BEGIN Task data
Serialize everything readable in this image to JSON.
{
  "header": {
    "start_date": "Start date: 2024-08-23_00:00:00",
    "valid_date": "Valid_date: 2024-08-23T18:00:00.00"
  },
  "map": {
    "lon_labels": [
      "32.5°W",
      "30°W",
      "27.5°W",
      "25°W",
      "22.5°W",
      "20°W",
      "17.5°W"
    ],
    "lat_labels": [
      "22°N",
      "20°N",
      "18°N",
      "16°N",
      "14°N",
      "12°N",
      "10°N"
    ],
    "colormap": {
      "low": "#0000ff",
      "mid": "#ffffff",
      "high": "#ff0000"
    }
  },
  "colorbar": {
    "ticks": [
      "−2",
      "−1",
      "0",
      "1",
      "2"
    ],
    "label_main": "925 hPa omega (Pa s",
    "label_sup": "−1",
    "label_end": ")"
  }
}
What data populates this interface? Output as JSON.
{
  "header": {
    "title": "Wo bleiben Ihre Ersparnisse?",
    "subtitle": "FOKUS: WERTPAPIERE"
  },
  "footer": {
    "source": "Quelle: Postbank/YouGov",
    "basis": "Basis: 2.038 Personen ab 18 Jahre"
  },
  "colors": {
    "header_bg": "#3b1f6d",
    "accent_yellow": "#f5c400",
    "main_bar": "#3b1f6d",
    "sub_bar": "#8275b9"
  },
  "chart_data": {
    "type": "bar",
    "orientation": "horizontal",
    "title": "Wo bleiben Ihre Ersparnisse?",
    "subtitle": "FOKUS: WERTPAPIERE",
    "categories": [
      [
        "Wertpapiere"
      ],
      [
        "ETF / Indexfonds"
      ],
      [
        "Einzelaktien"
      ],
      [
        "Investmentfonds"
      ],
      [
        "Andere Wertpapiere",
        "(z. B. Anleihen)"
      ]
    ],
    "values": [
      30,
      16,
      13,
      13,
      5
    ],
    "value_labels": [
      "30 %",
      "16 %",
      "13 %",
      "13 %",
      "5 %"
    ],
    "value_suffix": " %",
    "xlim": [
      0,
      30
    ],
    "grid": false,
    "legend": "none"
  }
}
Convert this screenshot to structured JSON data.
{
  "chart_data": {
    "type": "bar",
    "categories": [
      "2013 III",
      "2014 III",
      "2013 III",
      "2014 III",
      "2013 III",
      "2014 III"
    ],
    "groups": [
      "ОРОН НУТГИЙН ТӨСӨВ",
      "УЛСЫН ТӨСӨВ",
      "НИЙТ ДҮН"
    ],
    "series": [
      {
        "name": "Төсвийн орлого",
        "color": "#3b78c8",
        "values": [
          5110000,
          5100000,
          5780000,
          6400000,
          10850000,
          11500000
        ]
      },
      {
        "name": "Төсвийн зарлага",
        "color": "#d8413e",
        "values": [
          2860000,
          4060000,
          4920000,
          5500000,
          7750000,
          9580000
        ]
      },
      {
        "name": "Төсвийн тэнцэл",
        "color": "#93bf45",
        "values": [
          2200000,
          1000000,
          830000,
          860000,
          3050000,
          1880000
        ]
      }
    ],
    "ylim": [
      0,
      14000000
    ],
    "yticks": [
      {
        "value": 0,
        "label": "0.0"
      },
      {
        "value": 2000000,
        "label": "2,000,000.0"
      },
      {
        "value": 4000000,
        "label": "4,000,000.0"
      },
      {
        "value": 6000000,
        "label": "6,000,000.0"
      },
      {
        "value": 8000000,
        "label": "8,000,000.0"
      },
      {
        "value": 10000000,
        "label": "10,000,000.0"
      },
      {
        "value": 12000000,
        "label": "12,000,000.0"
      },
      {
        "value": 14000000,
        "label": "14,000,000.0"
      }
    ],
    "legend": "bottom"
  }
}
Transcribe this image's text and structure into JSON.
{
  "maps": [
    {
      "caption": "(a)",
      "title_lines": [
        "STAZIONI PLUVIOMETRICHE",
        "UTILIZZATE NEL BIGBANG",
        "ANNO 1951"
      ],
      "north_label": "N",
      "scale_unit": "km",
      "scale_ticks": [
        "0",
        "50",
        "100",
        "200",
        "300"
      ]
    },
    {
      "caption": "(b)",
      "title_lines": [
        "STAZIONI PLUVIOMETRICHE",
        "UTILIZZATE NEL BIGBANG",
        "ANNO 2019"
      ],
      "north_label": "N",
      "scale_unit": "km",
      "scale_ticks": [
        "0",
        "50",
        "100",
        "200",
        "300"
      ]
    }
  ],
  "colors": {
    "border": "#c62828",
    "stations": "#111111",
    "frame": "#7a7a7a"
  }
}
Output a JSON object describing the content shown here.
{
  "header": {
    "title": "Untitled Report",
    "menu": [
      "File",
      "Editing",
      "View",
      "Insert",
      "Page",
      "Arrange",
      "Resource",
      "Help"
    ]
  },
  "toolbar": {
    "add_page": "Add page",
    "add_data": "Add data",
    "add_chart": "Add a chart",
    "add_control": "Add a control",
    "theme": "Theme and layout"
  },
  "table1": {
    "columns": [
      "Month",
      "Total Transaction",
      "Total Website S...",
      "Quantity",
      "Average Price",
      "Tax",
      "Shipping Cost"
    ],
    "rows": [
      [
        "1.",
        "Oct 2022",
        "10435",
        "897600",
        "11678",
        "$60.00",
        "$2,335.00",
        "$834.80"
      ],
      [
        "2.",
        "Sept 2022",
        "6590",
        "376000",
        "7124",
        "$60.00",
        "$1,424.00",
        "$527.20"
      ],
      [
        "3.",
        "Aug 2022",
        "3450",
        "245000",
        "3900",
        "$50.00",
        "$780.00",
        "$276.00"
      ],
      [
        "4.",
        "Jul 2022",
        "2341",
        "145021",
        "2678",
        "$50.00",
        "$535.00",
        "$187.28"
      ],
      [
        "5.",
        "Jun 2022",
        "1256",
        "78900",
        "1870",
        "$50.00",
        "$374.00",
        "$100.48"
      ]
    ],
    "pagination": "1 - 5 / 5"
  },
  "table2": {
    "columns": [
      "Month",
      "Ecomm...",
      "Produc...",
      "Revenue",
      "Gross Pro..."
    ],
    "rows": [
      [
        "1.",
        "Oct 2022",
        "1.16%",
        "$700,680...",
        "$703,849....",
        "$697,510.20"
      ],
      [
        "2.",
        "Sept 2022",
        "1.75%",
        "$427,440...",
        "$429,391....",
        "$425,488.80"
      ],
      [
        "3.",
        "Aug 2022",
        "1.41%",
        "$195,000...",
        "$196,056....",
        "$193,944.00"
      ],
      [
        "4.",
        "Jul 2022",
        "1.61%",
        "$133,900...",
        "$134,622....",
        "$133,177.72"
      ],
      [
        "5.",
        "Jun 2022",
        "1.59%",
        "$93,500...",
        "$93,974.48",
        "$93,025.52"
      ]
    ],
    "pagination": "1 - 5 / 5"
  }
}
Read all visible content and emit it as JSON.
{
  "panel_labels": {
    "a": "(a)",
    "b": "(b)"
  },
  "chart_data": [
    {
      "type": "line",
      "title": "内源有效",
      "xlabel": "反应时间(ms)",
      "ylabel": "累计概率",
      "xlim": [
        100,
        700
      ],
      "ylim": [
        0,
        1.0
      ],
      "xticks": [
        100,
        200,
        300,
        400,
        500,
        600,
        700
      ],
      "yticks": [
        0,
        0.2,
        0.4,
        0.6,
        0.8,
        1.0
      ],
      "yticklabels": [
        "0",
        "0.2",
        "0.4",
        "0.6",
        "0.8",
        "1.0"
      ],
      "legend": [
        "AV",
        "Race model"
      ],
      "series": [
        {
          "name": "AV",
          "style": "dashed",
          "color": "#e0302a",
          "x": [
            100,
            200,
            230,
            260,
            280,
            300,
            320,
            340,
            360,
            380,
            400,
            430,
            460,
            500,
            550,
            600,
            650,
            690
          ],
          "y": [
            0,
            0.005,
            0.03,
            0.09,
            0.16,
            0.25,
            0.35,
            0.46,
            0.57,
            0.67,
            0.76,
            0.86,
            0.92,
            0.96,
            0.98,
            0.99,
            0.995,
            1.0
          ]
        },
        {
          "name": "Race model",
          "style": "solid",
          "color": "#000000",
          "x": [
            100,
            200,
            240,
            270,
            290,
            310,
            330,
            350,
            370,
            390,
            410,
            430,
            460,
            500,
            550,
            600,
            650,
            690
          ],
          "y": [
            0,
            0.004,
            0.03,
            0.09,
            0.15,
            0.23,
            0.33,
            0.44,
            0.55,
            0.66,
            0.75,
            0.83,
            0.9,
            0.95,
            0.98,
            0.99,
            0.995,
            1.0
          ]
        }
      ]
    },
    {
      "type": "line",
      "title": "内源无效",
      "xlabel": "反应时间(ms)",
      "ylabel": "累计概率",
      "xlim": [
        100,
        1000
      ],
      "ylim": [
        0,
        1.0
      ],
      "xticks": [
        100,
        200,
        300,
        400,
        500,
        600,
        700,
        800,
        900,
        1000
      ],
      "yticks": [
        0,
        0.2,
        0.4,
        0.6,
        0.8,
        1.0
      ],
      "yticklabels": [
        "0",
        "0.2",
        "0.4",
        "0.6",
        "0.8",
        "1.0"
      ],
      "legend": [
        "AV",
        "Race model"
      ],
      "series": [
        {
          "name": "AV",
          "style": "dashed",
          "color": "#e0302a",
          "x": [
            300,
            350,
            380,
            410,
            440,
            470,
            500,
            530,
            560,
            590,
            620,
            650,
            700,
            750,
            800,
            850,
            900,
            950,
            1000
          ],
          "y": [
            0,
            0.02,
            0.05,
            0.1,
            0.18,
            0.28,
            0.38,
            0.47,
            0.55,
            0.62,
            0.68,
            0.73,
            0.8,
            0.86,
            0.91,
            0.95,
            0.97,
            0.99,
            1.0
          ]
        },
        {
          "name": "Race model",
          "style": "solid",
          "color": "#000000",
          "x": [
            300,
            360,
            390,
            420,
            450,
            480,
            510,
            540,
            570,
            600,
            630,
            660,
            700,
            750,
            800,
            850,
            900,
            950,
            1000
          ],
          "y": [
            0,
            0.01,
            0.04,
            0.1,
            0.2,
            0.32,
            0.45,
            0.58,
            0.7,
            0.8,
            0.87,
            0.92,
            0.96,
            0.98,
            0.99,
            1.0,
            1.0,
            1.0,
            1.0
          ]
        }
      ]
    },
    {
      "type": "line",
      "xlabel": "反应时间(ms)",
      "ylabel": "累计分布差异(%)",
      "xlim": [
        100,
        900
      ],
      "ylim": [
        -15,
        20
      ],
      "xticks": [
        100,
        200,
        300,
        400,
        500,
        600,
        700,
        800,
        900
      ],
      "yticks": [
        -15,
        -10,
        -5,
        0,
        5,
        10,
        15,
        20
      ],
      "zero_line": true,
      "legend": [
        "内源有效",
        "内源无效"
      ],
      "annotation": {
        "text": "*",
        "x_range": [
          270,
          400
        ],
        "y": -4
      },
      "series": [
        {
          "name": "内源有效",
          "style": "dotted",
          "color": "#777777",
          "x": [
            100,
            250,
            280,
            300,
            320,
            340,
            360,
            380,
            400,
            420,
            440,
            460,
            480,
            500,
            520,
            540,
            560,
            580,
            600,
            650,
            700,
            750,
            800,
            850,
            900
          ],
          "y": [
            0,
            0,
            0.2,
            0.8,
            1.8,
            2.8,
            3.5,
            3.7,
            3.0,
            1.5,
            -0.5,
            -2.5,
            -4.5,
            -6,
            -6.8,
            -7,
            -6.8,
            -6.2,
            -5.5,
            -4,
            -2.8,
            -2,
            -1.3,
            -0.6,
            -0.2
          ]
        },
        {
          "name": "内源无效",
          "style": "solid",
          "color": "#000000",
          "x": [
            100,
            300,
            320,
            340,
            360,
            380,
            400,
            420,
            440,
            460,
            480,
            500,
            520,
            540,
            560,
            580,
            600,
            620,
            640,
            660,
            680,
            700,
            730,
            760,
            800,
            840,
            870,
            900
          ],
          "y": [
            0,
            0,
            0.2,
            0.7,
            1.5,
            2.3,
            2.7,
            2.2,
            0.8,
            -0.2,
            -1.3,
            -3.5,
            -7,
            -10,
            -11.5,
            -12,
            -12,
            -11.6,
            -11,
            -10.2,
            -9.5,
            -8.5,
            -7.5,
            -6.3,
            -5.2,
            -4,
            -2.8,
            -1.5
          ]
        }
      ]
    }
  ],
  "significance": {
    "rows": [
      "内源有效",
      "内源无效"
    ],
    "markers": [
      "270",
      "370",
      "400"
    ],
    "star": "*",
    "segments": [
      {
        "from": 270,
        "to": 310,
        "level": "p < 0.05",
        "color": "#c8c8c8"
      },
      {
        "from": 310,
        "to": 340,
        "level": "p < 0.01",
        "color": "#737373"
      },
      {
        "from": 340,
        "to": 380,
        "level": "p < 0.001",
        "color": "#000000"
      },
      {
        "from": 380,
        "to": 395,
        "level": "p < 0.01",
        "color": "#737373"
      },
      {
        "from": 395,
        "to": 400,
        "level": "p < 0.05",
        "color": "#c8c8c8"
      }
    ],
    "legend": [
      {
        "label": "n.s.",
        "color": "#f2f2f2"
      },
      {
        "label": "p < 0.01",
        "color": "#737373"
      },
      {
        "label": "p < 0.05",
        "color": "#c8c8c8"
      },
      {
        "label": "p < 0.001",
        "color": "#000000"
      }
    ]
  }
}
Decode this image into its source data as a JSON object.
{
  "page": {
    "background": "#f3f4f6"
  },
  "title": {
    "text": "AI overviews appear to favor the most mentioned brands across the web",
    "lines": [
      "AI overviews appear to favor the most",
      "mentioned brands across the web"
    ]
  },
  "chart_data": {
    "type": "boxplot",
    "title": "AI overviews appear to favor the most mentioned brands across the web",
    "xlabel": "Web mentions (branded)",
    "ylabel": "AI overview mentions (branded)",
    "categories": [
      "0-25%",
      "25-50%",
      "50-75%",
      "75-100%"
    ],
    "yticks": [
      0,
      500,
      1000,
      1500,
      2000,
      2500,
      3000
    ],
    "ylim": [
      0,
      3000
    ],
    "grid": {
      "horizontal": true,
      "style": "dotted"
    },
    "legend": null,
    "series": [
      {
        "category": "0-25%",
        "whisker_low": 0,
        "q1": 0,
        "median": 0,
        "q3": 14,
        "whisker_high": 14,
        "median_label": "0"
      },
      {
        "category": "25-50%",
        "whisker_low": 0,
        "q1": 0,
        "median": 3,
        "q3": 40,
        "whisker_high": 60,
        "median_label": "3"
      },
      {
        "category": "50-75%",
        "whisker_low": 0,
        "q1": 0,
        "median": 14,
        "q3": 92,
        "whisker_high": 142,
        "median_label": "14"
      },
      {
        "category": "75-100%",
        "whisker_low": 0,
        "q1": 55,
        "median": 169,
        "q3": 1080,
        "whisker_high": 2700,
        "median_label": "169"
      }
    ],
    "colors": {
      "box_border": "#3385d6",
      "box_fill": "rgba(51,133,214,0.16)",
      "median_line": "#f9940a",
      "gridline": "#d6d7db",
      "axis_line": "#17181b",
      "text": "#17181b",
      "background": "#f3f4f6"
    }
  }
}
END Task data
> [Aim]:
Find the lines holding "from" and list every one.

> [Response below]:
        "from": 270,
        "from": 310,
        "from": 340,
        "from": 380,
        "from": 395,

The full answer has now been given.